# Directive
Write out the material exactly, without any of its pictures.

# Data to process
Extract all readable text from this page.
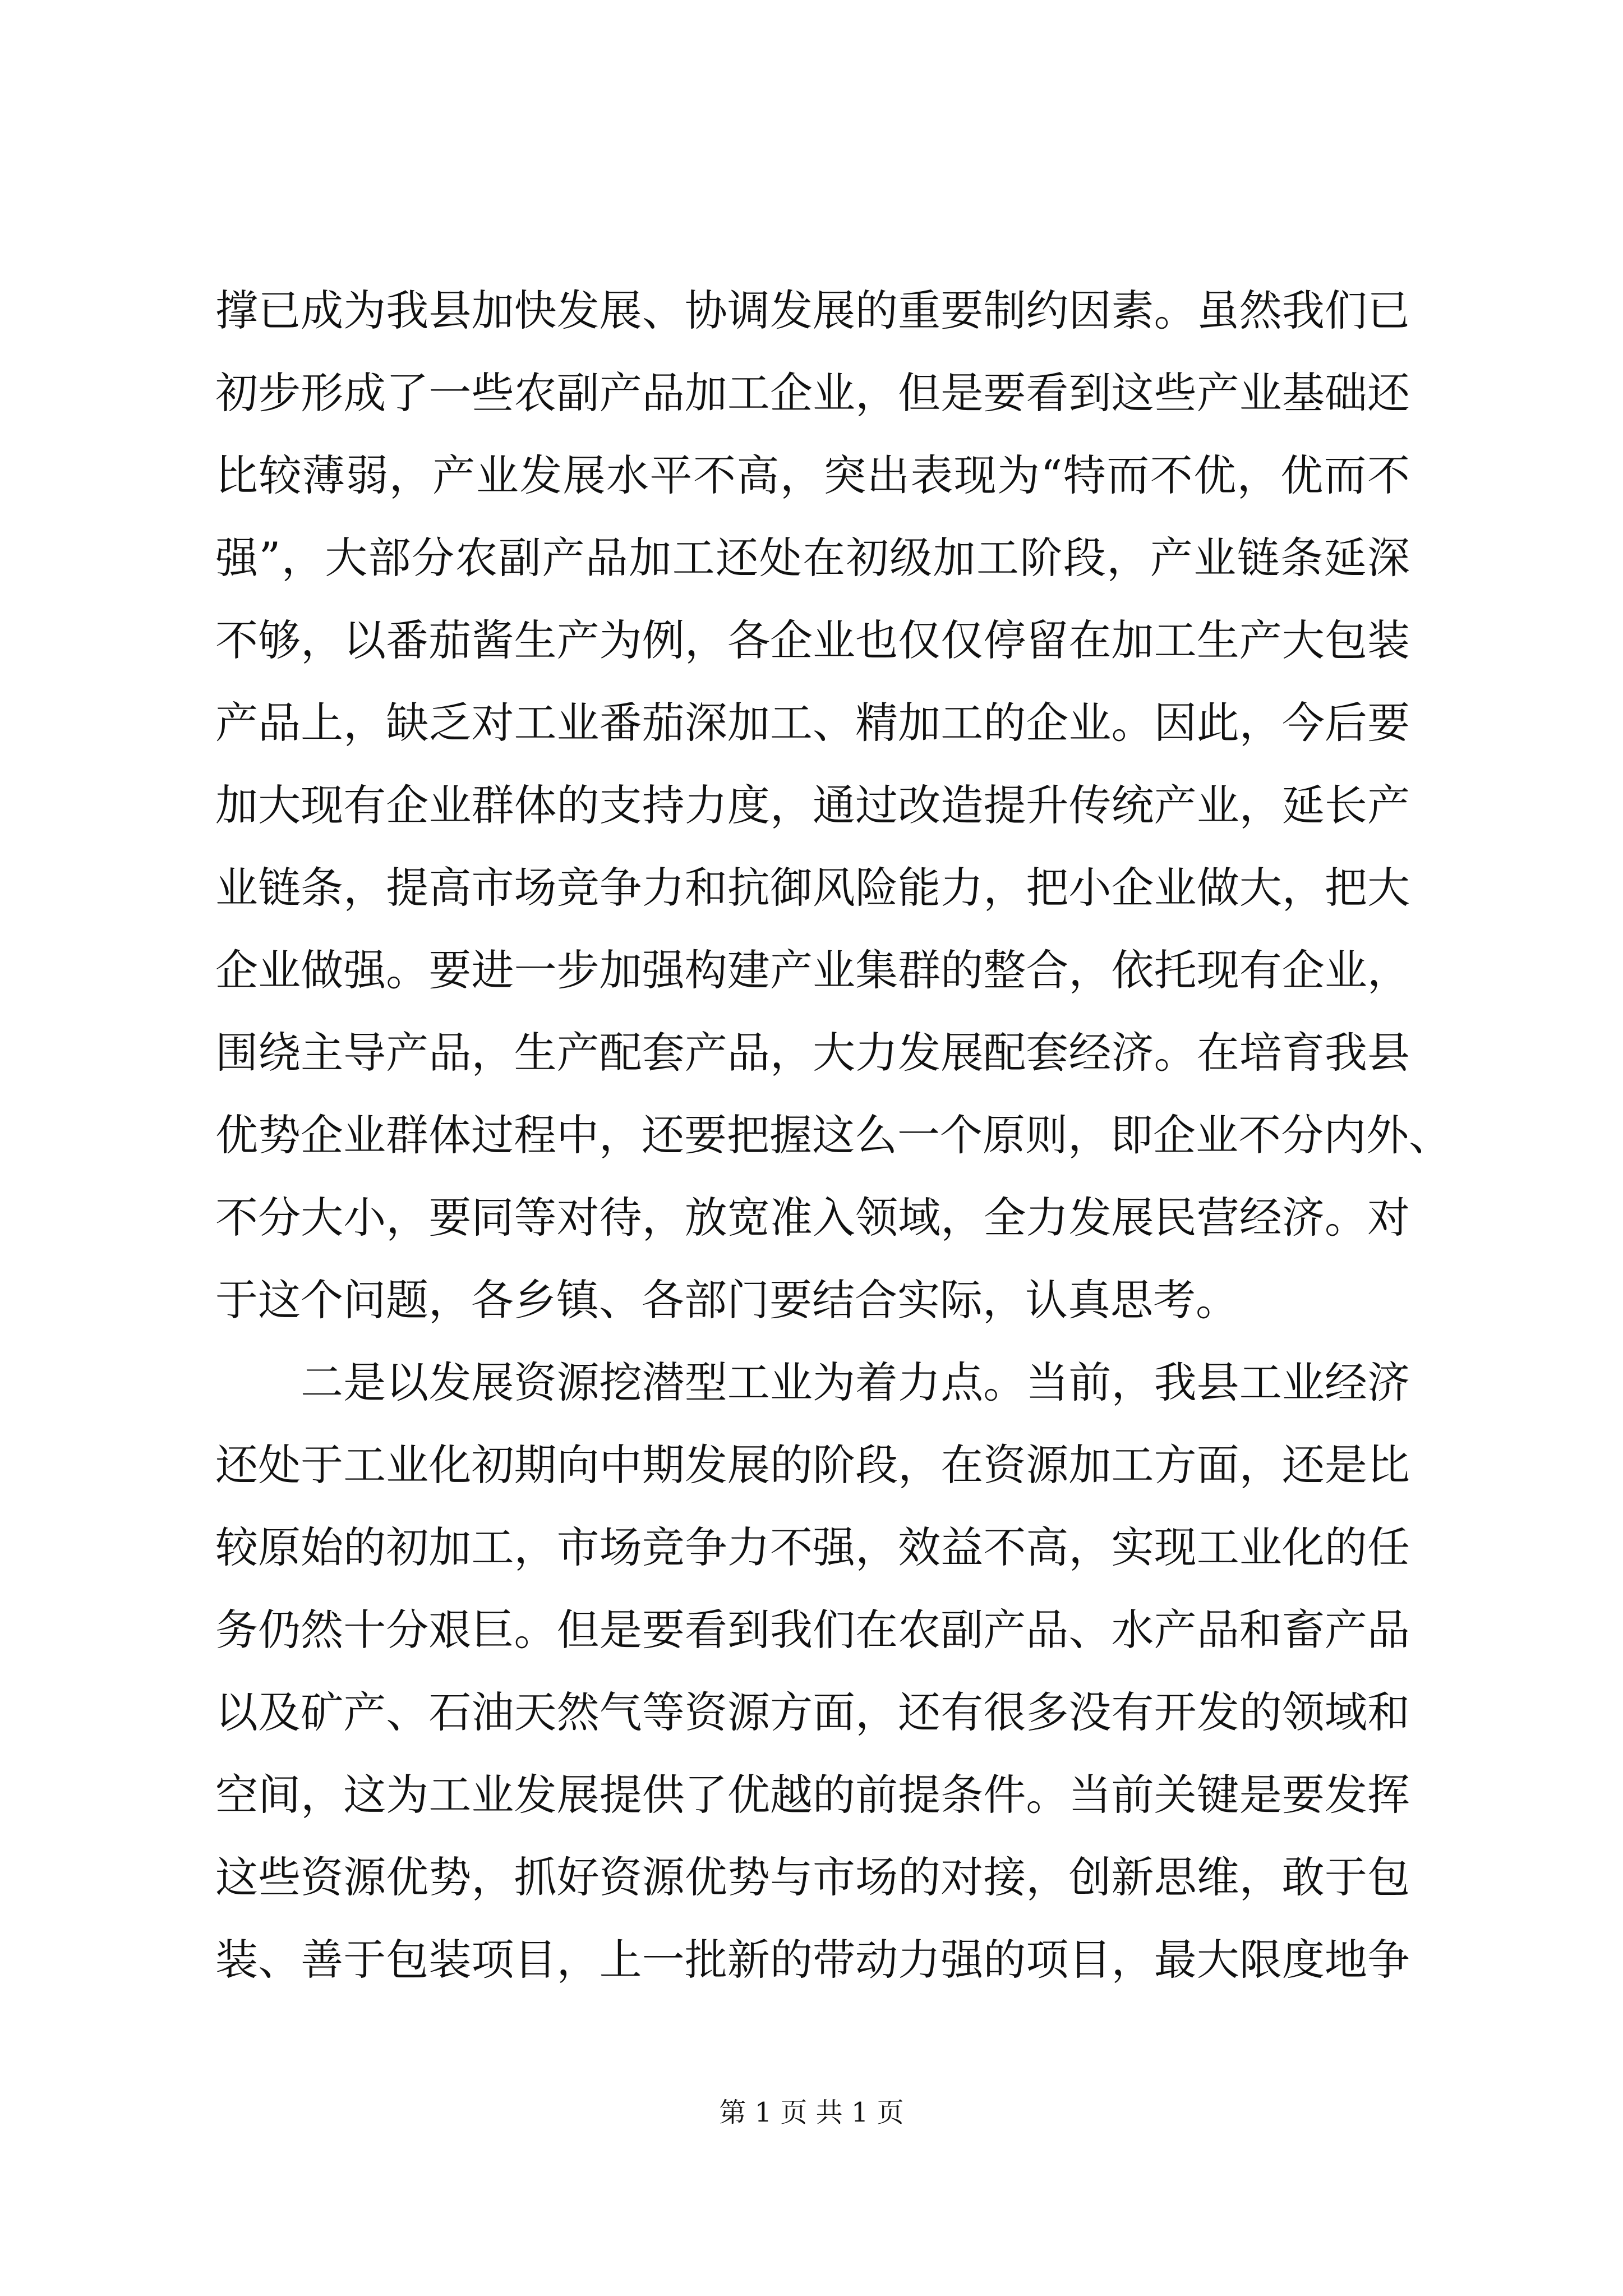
撑已成为我县加快发展、协调发展的重要制约因素。虽然我们已
初步形成了一些农副产品加工企业，但是要看到这些产业基础还
比较薄弱，产业发展水平不高，突出表现为“特而不优，优而不
强”，大部分农副产品加工还处在初级加工阶段，产业链条延深
不够，以番茄酱生产为例，各企业也仅仅停留在加工生产大包装
产品上，缺乏对工业番茄深加工、精加工的企业。因此，今后要
加大现有企业群体的支持力度，通过改造提升传统产业，延长产
业链条，提高市场竞争力和抗御风险能力，把小企业做大，把大
企业做强。要进一步加强构建产业集群的整合，依托现有企业，
围绕主导产品，生产配套产品，大力发展配套经济。在培育我县
优势企业群体过程中，还要把握这么一个原则，即企业不分内外、
不分大小，要同等对待，放宽准入领域，全力发展民营经济。对
于这个问题，各乡镇、各部门要结合实际，认真思考。
二是以发展资源挖潜型工业为着力点。当前，我县工业经济
还处于工业化初期向中期发展的阶段，在资源加工方面，还是比
较原始的初加工，市场竞争力不强，效益不高，实现工业化的任
务仍然十分艰巨。但是要看到我们在农副产品、水产品和畜产品
以及矿产、石油天然气等资源方面，还有很多没有开发的领域和
空间，这为工业发展提供了优越的前提条件。当前关键是要发挥
这些资源优势，抓好资源优势与市场的对接，创新思维，敢于包
装、善于包装项目，上一批新的带动力强的项目，最大限度地争
第 1 页 共 1 页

# Written response
Extract all readable text from this page.
撑已成为我县加快发展、协调发展的重要制约因素。虽然我们已
初步形成了一些农副产品加工企业，但是要看到这些产业基础还
比较薄弱，产业发展水平不高，突出表现为“特而不优，优而不
强”，大部分农副产品加工还处在初级加工阶段，产业链条延深
不够，以番茄酱生产为例，各企业也仅仅停留在加工生产大包装
产品上，缺乏对工业番茄深加工、精加工的企业。因此，今后要
加大现有企业群体的支持力度，通过改造提升传统产业，延长产
业链条，提高市场竞争力和抗御风险能力，把小企业做大，把大
企业做强。要进一步加强构建产业集群的整合，依托现有企业，
围绕主导产品，生产配套产品，大力发展配套经济。在培育我县
优势企业群体过程中，还要把握这么一个原则，即企业不分内外、
不分大小，要同等对待，放宽准入领域，全力发展民营经济。对
于这个问题，各乡镇、各部门要结合实际，认真思考。
二是以发展资源挖潜型工业为着力点。当前，我县工业经济
还处于工业化初期向中期发展的阶段，在资源加工方面，还是比
较原始的初加工，市场竞争力不强，效益不高，实现工业化的任
务仍然十分艰巨。但是要看到我们在农副产品、水产品和畜产品
以及矿产、石油天然气等资源方面，还有很多没有开发的领域和
空间，这为工业发展提供了优越的前提条件。当前关键是要发挥
这些资源优势，抓好资源优势与市场的对接，创新思维，敢于包
装、善于包装项目，上一批新的带动力强的项目，最大限度地争
第 1 页 共 1 页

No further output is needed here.